▸ **Passage provided**:
Hunter is the instructor of an inquiry-based urban and inner city studies course at the University of Winnipeg called “History of Education in Winnipeg’s Inner City.”

“[This course] is a way for me to continue to share my experiences in inner-city teaching and research,” she says.

As a former public school teacher, vice-principal, and principal, she is an educator working to make schools work for all and to get people thinking about what that may look like.

Laurel Cassels is the community programs assistant in the department of Urban and Inner-City Studies at the U of W, and is currently taking Hunter’s class.

“Heather Hunter is one of those rare profs that really inspires students with her obvious passion and insight for the subject she teaches,” Cassels says. “It’s hard not to get swept up in her enthusiasm for improving outcomes for inner-city learners.”

Hunter says teaching at the university is an extension of her work that started in public schools 30 years ago.

After graduating from the UW she planned to become a librarian and worked in a library for a time, where she enjoyed doing story hours for kids, but her involvement in other aspects of the community soon led to a different kind of job.

Hunter began working on a project to offset tax discounting which was set up by now-premier Greg Selinger.

▸ **Directions for this task**: Pick up the profile of educator Heather Hunter after its final sentence and keep writing it.

▸ **Data provided**:
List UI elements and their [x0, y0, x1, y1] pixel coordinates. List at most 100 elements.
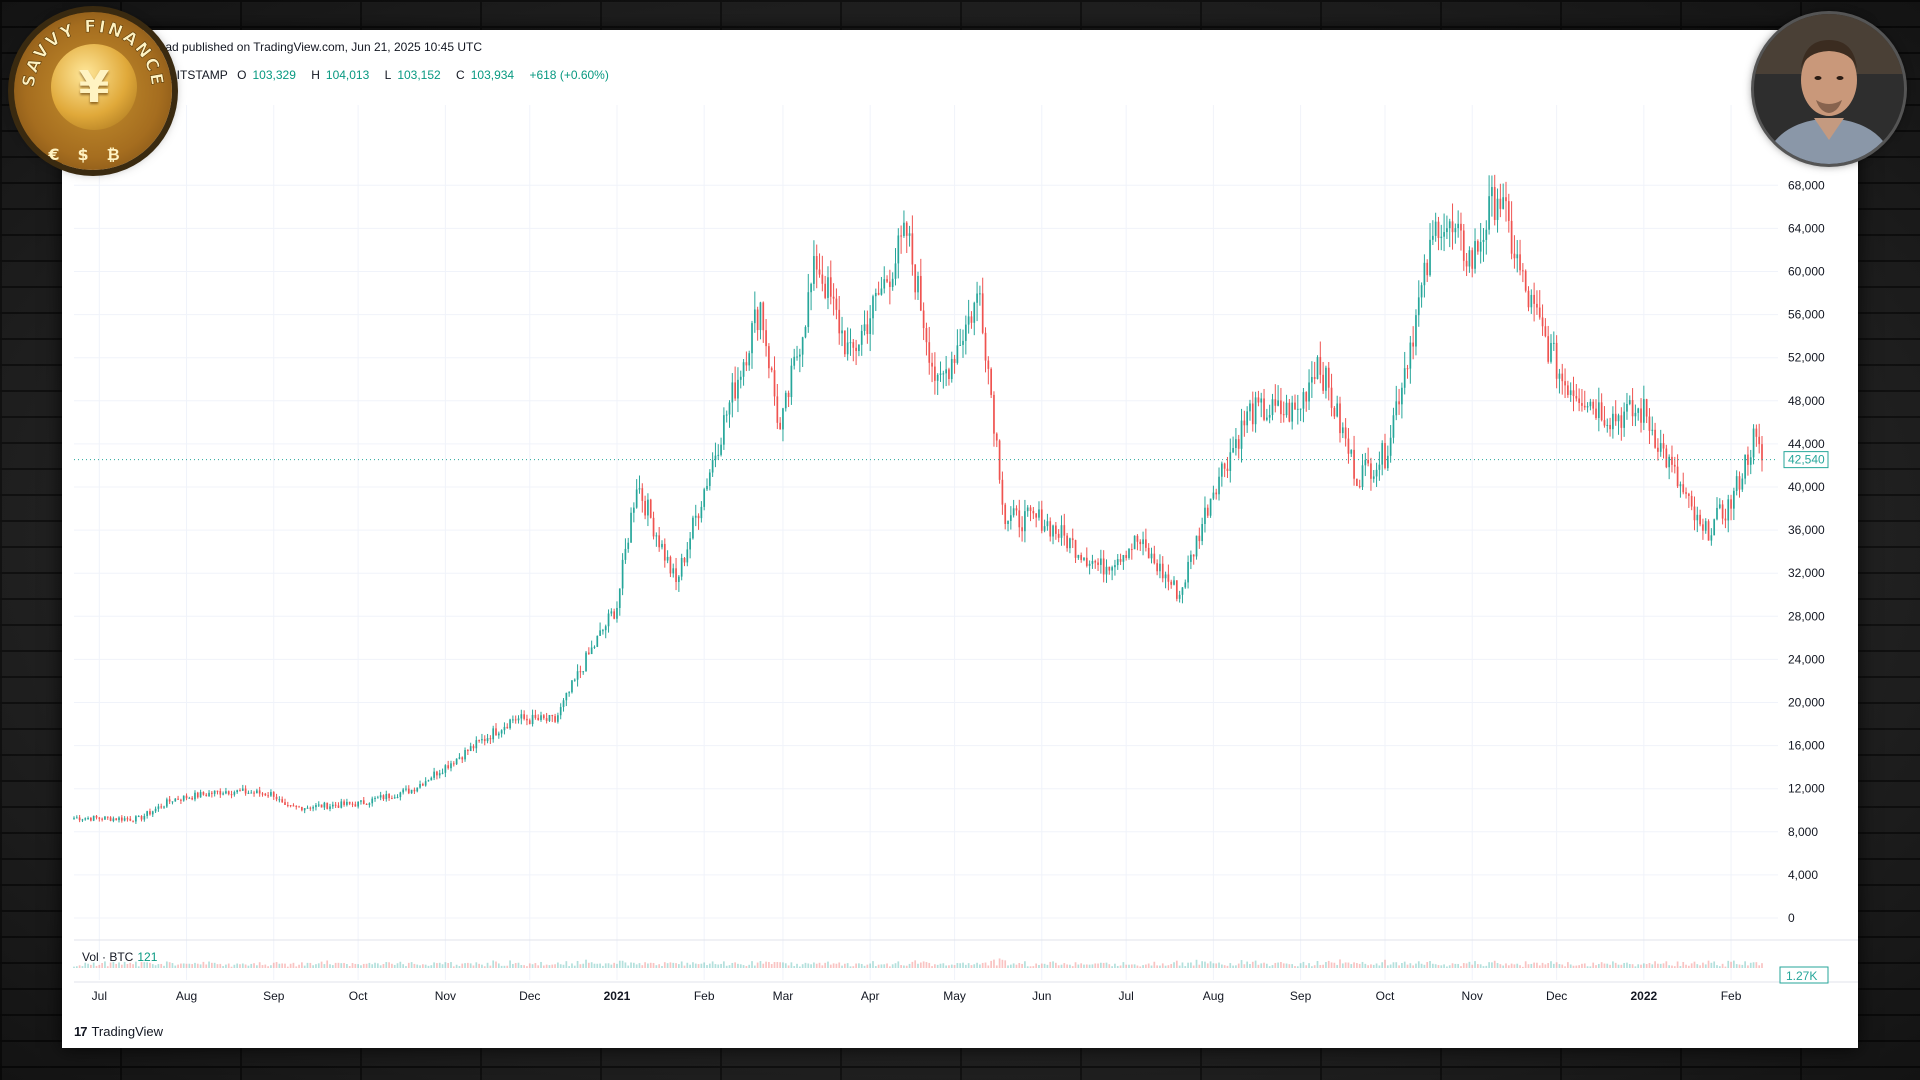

▸ **Answer to the exercise**:
“It was a real exposure, [a] tough area,” Hunter says.

The goal of the project was to help people fill out their own income tax forms rather than sign them away for a measly sum.

“Next to dollars in the pocket, education is the best way to make a difference,” Hunter says. 

“For young people with lots of turmoil, education can be part of the solution. And it really did seem to make sense.”

She went back to school and got her education degree, doing practicum in the inner city. She then taught at William Whyte, Hugh John Macdonald, and Argyle Alternative schools and later completed a master’s in social work examining how education can be used to re-engage students.

At one school, Hunter ran a group where gay students could meet and support one another, working with a gay public health nurse. It was the mid-80s, so AIDS was just becoming a big scare.

Hunter also earned a PhD in education from the University of Manitoba, focusing on the role of schools and public education in community economic development.

Now as the director of the Manitoba Education Research Network, which she helped start 11 years ago, Hunter works with all five faculties of education in Manitoba.

“In my work I always feel like I’m learning,” she says. “That [learning] is what the spark is for anyone.”    

To connect with Heather Hunter and the Manitoba Education Research Network visit www.mern.ca.

Published in Volume 69, Number 13 of The Uniter (November 26, 2014)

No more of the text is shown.